Below are some records; repeat them all exactly, minus the pictures.
** BEGIN **
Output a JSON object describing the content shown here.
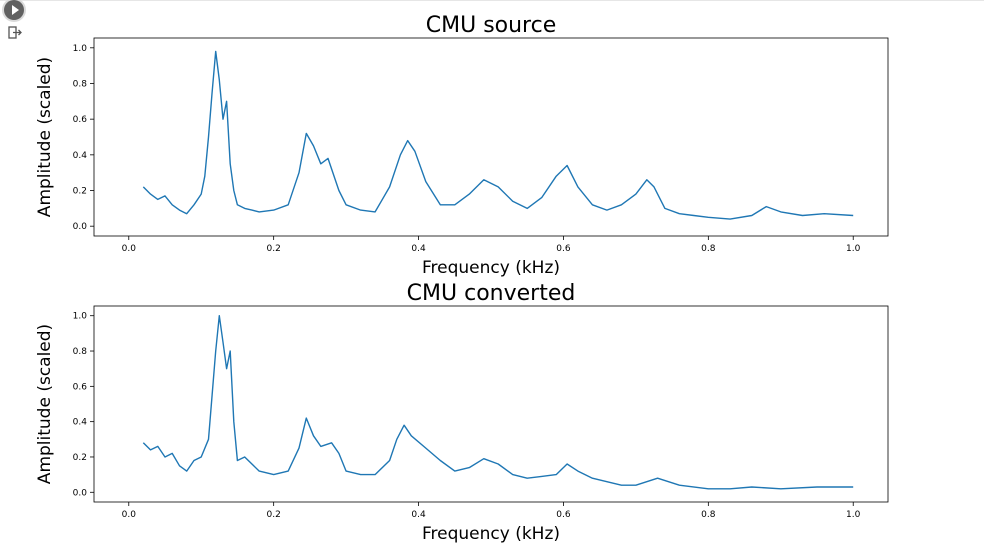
{
  "cell": {
    "run_icon": "play-icon",
    "output_icon": "output-exit-icon"
  },
  "chart_data": [
    {
      "type": "line",
      "title": "CMU source",
      "xlabel": "Frequency (kHz)",
      "ylabel": "Amplitude (scaled)",
      "xlim": [
        0.0,
        1.0
      ],
      "ylim": [
        0.0,
        1.0
      ],
      "xticks": [
        "0.0",
        "0.2",
        "0.4",
        "0.6",
        "0.8",
        "1.0"
      ],
      "yticks": [
        "0.0",
        "0.2",
        "0.4",
        "0.6",
        "0.8",
        "1.0"
      ],
      "grid": false,
      "line_color": "#1f77b4",
      "series": [
        {
          "x": [
            0.02,
            0.03,
            0.04,
            0.05,
            0.06,
            0.07,
            0.08,
            0.09,
            0.1,
            0.105,
            0.11,
            0.115,
            0.12,
            0.125,
            0.13,
            0.135,
            0.14,
            0.145,
            0.15,
            0.16,
            0.17,
            0.18,
            0.2,
            0.22,
            0.235,
            0.245,
            0.255,
            0.265,
            0.275,
            0.29,
            0.3,
            0.32,
            0.34,
            0.36,
            0.375,
            0.385,
            0.395,
            0.41,
            0.43,
            0.45,
            0.47,
            0.49,
            0.51,
            0.53,
            0.55,
            0.57,
            0.59,
            0.605,
            0.62,
            0.64,
            0.66,
            0.68,
            0.7,
            0.715,
            0.725,
            0.74,
            0.76,
            0.78,
            0.8,
            0.83,
            0.86,
            0.88,
            0.9,
            0.93,
            0.96,
            1.0
          ],
          "y": [
            0.22,
            0.18,
            0.15,
            0.17,
            0.12,
            0.09,
            0.07,
            0.12,
            0.18,
            0.28,
            0.5,
            0.75,
            0.98,
            0.82,
            0.6,
            0.7,
            0.35,
            0.2,
            0.12,
            0.1,
            0.09,
            0.08,
            0.09,
            0.12,
            0.3,
            0.52,
            0.45,
            0.35,
            0.38,
            0.2,
            0.12,
            0.09,
            0.08,
            0.22,
            0.4,
            0.48,
            0.42,
            0.25,
            0.12,
            0.12,
            0.18,
            0.26,
            0.22,
            0.14,
            0.1,
            0.16,
            0.28,
            0.34,
            0.22,
            0.12,
            0.09,
            0.12,
            0.18,
            0.26,
            0.22,
            0.1,
            0.07,
            0.06,
            0.05,
            0.04,
            0.06,
            0.11,
            0.08,
            0.06,
            0.07,
            0.06
          ]
        }
      ]
    },
    {
      "type": "line",
      "title": "CMU converted",
      "xlabel": "Frequency (kHz)",
      "ylabel": "Amplitude (scaled)",
      "xlim": [
        0.0,
        1.0
      ],
      "ylim": [
        0.0,
        1.0
      ],
      "xticks": [
        "0.0",
        "0.2",
        "0.4",
        "0.6",
        "0.8",
        "1.0"
      ],
      "yticks": [
        "0.0",
        "0.2",
        "0.4",
        "0.6",
        "0.8",
        "1.0"
      ],
      "grid": false,
      "line_color": "#1f77b4",
      "series": [
        {
          "x": [
            0.02,
            0.03,
            0.04,
            0.05,
            0.06,
            0.07,
            0.08,
            0.09,
            0.1,
            0.11,
            0.115,
            0.12,
            0.125,
            0.13,
            0.135,
            0.14,
            0.145,
            0.15,
            0.16,
            0.18,
            0.2,
            0.22,
            0.235,
            0.245,
            0.255,
            0.265,
            0.28,
            0.29,
            0.3,
            0.32,
            0.34,
            0.36,
            0.37,
            0.38,
            0.39,
            0.41,
            0.43,
            0.45,
            0.47,
            0.49,
            0.51,
            0.53,
            0.55,
            0.57,
            0.59,
            0.605,
            0.62,
            0.64,
            0.66,
            0.68,
            0.7,
            0.73,
            0.76,
            0.8,
            0.83,
            0.86,
            0.9,
            0.95,
            1.0
          ],
          "y": [
            0.28,
            0.24,
            0.26,
            0.2,
            0.22,
            0.15,
            0.12,
            0.18,
            0.2,
            0.3,
            0.55,
            0.8,
            1.0,
            0.85,
            0.7,
            0.8,
            0.4,
            0.18,
            0.2,
            0.12,
            0.1,
            0.12,
            0.25,
            0.42,
            0.32,
            0.26,
            0.28,
            0.22,
            0.12,
            0.1,
            0.1,
            0.18,
            0.3,
            0.38,
            0.32,
            0.25,
            0.18,
            0.12,
            0.14,
            0.19,
            0.16,
            0.1,
            0.08,
            0.09,
            0.1,
            0.16,
            0.12,
            0.08,
            0.06,
            0.04,
            0.04,
            0.08,
            0.04,
            0.02,
            0.02,
            0.03,
            0.02,
            0.03,
            0.03
          ]
        }
      ]
    }
  ]
}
** END **
* [Answer to the task]:
Output a JSON object describing the content shown here.
{
  "cell": {
    "run_icon": "play-icon",
    "output_icon": "output-exit-icon"
  },
  "chart_data": [
    {
      "type": "line",
      "title": "CMU source",
      "xlabel": "Frequency (kHz)",
      "ylabel": "Amplitude (scaled)",
      "xlim": [
        0.0,
        1.0
      ],
      "ylim": [
        0.0,
        1.0
      ],
      "xticks": [
        "0.0",
        "0.2",
        "0.4",
        "0.6",
        "0.8",
        "1.0"
      ],
      "yticks": [
        "0.0",
        "0.2",
        "0.4",
        "0.6",
        "0.8",
        "1.0"
      ],
      "grid": false,
      "line_color": "#1f77b4",
      "series": [
        {
          "x": [
            0.02,
            0.03,
            0.04,
            0.05,
            0.06,
            0.07,
            0.08,
            0.09,
            0.1,
            0.105,
            0.11,
            0.115,
            0.12,
            0.125,
            0.13,
            0.135,
            0.14,
            0.145,
            0.15,
            0.16,
            0.17,
            0.18,
            0.2,
            0.22,
            0.235,
            0.245,
            0.255,
            0.265,
            0.275,
            0.29,
            0.3,
            0.32,
            0.34,
            0.36,
            0.375,
            0.385,
            0.395,
            0.41,
            0.43,
            0.45,
            0.47,
            0.49,
            0.51,
            0.53,
            0.55,
            0.57,
            0.59,
            0.605,
            0.62,
            0.64,
            0.66,
            0.68,
            0.7,
            0.715,
            0.725,
            0.74,
            0.76,
            0.78,
            0.8,
            0.83,
            0.86,
            0.88,
            0.9,
            0.93,
            0.96,
            1.0
          ],
          "y": [
            0.22,
            0.18,
            0.15,
            0.17,
            0.12,
            0.09,
            0.07,
            0.12,
            0.18,
            0.28,
            0.5,
            0.75,
            0.98,
            0.82,
            0.6,
            0.7,
            0.35,
            0.2,
            0.12,
            0.1,
            0.09,
            0.08,
            0.09,
            0.12,
            0.3,
            0.52,
            0.45,
            0.35,
            0.38,
            0.2,
            0.12,
            0.09,
            0.08,
            0.22,
            0.4,
            0.48,
            0.42,
            0.25,
            0.12,
            0.12,
            0.18,
            0.26,
            0.22,
            0.14,
            0.1,
            0.16,
            0.28,
            0.34,
            0.22,
            0.12,
            0.09,
            0.12,
            0.18,
            0.26,
            0.22,
            0.1,
            0.07,
            0.06,
            0.05,
            0.04,
            0.06,
            0.11,
            0.08,
            0.06,
            0.07,
            0.06
          ]
        }
      ]
    },
    {
      "type": "line",
      "title": "CMU converted",
      "xlabel": "Frequency (kHz)",
      "ylabel": "Amplitude (scaled)",
      "xlim": [
        0.0,
        1.0
      ],
      "ylim": [
        0.0,
        1.0
      ],
      "xticks": [
        "0.0",
        "0.2",
        "0.4",
        "0.6",
        "0.8",
        "1.0"
      ],
      "yticks": [
        "0.0",
        "0.2",
        "0.4",
        "0.6",
        "0.8",
        "1.0"
      ],
      "grid": false,
      "line_color": "#1f77b4",
      "series": [
        {
          "x": [
            0.02,
            0.03,
            0.04,
            0.05,
            0.06,
            0.07,
            0.08,
            0.09,
            0.1,
            0.11,
            0.115,
            0.12,
            0.125,
            0.13,
            0.135,
            0.14,
            0.145,
            0.15,
            0.16,
            0.18,
            0.2,
            0.22,
            0.235,
            0.245,
            0.255,
            0.265,
            0.28,
            0.29,
            0.3,
            0.32,
            0.34,
            0.36,
            0.37,
            0.38,
            0.39,
            0.41,
            0.43,
            0.45,
            0.47,
            0.49,
            0.51,
            0.53,
            0.55,
            0.57,
            0.59,
            0.605,
            0.62,
            0.64,
            0.66,
            0.68,
            0.7,
            0.73,
            0.76,
            0.8,
            0.83,
            0.86,
            0.9,
            0.95,
            1.0
          ],
          "y": [
            0.28,
            0.24,
            0.26,
            0.2,
            0.22,
            0.15,
            0.12,
            0.18,
            0.2,
            0.3,
            0.55,
            0.8,
            1.0,
            0.85,
            0.7,
            0.8,
            0.4,
            0.18,
            0.2,
            0.12,
            0.1,
            0.12,
            0.25,
            0.42,
            0.32,
            0.26,
            0.28,
            0.22,
            0.12,
            0.1,
            0.1,
            0.18,
            0.3,
            0.38,
            0.32,
            0.25,
            0.18,
            0.12,
            0.14,
            0.19,
            0.16,
            0.1,
            0.08,
            0.09,
            0.1,
            0.16,
            0.12,
            0.08,
            0.06,
            0.04,
            0.04,
            0.08,
            0.04,
            0.02,
            0.02,
            0.03,
            0.02,
            0.03,
            0.03
          ]
        }
      ]
    }
  ]
}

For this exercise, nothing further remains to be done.